>> Start Document text

# Can you help me find the proper code section?



## EricWatkins (Jun 16, 2016)

I'm sure I've read that ventilation air can not be drawn from an attic or crawlspace but I'll be darned if I can find it.  Can anyone help?  It pertains to a residence.


----------



## cda (Jun 16, 2016)

??

7.5. Stud wall cavities in the outside walls of building envelope assemblies shall not be utilized as air plenums.


----------



## cda (Jun 16, 2016)

# 4



*SECTION M1602 RETURN AIR 

M1602.1 Return air. *
Return air shall be taken from inside the _dwelling._ Dilution of return air with outdoor air shall be permitted. *

M1602.2 Prohibited sources. *
Outdoor and return air for a forced-air heating or cooling system shall not be taken from the following locations: 

1. Closer than 10 feet (3048 mm) to an _appliance _vent outlet, a vent opening from a plumbing drainage system or the discharge outlet of an exhaust fan, unless the outlet is 3 feet (914 mm) above the outside air inlet.

>> End Document text

What you will do:
• A. Restate the paragraph of the code-section thread that begins "I'm sure I've read that ventilation air" in a single shorter sentence, keeping its main facts.
• B. Carry on the code-section thread from the point where it stops.

>> Start Provided information

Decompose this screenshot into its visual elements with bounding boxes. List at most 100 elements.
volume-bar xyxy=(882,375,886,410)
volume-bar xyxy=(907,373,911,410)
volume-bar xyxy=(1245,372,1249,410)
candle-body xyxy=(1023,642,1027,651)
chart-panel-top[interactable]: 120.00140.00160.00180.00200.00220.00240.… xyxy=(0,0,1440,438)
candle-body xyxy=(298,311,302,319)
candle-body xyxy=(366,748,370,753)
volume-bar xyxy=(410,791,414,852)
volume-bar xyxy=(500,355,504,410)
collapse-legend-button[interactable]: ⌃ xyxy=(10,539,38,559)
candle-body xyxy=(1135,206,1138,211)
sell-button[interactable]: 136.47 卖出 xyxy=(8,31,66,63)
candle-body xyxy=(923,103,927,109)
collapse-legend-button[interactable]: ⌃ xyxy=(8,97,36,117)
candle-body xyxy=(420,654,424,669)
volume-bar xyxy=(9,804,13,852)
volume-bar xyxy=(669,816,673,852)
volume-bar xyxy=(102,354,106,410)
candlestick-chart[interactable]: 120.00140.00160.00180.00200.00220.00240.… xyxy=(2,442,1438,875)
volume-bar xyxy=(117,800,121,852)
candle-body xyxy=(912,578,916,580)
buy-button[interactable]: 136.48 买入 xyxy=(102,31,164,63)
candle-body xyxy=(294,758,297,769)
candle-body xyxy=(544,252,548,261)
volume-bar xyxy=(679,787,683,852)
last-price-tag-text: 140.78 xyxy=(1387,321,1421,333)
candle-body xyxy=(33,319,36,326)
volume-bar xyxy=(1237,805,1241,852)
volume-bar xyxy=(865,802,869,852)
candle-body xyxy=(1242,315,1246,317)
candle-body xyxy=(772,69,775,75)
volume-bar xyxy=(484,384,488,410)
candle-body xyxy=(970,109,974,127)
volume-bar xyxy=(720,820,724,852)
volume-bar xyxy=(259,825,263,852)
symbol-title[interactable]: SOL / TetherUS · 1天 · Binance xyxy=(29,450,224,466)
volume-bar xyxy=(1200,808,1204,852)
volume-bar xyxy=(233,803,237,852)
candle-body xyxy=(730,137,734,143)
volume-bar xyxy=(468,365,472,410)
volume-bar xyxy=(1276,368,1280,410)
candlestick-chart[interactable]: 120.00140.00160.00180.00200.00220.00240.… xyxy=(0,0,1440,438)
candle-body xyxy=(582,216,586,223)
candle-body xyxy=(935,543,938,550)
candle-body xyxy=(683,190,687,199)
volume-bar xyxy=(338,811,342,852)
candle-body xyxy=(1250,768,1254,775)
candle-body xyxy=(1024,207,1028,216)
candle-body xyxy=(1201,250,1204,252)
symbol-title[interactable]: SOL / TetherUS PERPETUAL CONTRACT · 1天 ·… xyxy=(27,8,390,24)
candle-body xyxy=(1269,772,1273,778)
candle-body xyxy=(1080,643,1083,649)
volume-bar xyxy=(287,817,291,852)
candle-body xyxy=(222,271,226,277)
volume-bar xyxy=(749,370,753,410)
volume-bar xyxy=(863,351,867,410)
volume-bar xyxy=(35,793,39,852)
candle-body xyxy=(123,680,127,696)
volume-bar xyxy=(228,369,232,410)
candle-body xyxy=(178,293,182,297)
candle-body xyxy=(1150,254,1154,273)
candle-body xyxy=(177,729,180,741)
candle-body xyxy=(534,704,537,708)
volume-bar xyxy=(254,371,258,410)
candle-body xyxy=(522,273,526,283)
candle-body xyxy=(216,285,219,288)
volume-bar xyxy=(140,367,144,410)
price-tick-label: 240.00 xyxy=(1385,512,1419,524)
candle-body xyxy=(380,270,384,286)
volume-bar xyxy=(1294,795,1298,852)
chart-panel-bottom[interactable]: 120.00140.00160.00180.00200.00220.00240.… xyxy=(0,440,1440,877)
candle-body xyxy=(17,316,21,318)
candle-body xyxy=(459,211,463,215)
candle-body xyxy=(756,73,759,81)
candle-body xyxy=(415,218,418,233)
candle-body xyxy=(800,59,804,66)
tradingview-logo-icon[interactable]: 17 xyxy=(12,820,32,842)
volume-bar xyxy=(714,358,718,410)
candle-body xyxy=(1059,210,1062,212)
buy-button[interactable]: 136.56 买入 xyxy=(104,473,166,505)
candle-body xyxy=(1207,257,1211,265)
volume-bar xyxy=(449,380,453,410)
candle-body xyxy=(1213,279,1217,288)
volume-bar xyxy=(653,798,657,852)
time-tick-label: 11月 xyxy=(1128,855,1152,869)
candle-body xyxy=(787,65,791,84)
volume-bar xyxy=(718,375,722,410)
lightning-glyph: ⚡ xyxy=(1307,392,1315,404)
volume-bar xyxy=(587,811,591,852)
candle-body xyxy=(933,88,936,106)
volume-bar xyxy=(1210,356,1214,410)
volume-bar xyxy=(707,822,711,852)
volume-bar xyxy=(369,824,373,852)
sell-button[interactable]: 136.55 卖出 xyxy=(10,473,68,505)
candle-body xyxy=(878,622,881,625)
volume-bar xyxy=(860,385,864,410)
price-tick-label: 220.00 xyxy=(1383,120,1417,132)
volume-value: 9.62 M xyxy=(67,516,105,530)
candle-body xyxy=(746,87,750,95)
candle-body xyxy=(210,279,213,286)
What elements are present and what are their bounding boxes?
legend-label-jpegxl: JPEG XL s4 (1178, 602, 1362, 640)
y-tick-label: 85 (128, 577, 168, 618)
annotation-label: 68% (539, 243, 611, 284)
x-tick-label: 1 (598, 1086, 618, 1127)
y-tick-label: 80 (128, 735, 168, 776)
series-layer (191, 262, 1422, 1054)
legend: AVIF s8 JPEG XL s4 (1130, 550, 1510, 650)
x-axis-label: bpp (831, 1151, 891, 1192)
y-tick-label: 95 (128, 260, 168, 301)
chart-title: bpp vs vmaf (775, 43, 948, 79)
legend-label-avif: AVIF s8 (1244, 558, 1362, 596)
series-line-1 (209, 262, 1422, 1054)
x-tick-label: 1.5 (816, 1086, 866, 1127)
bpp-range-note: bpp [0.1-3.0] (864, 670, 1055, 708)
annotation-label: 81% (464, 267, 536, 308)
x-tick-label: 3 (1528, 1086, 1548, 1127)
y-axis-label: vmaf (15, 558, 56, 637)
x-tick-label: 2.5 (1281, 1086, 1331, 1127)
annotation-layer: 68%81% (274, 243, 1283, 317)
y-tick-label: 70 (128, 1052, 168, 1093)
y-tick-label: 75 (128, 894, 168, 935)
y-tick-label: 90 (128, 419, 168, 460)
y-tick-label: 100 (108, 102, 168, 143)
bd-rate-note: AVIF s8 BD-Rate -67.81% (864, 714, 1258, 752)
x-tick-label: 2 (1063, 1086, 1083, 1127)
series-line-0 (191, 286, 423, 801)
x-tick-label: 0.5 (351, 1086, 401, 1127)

>> End Provided information

Results by task:
• A. The poster recalls reading that ventilation air cannot be drawn from an attic or crawlspace, cannot locate the source, and asks for help finding it for a residence.

• B.
2. Where flammable vapors are present; or where located less than 10 feet (3048 mm) above the surface of any abutting public way or driveway; or where located at grade level by a sidewalk, street, alley or driveway.
3. A room or space, the volume of which is less than 25 percent of the entire volume served by the system. Where connected by a permanent opening having an area sized in accordance with ACCA Manual D, adjoining rooms or spaces shall be considered as a single room or space for the purpose of determining the volume of the rooms or spaces. *

Exception: *The minimum volume requirement shall not apply where the amount of return air taken from a room or space is less than or equal to the amount of supply air delivered to the room or space.
4. A closet, bathroom, toilet room, kitchen, garage, boiler room, furnace room, unconditioned attic or other _dwelling unit._ *

Exception: *Dedicated forced-air systems serving only a garage shall not be prohibited from obtaining return air from the garage.
5. A room or space containing a fuel-burning _appliance _where such room or space serves as the sole source of return air. *

Exceptions: *
1. The fuel-burning _appliance _is a direct-vent _appliance _or an _appliance _not requiring a vent in accordance with Section M1801.1 or Chapter 24.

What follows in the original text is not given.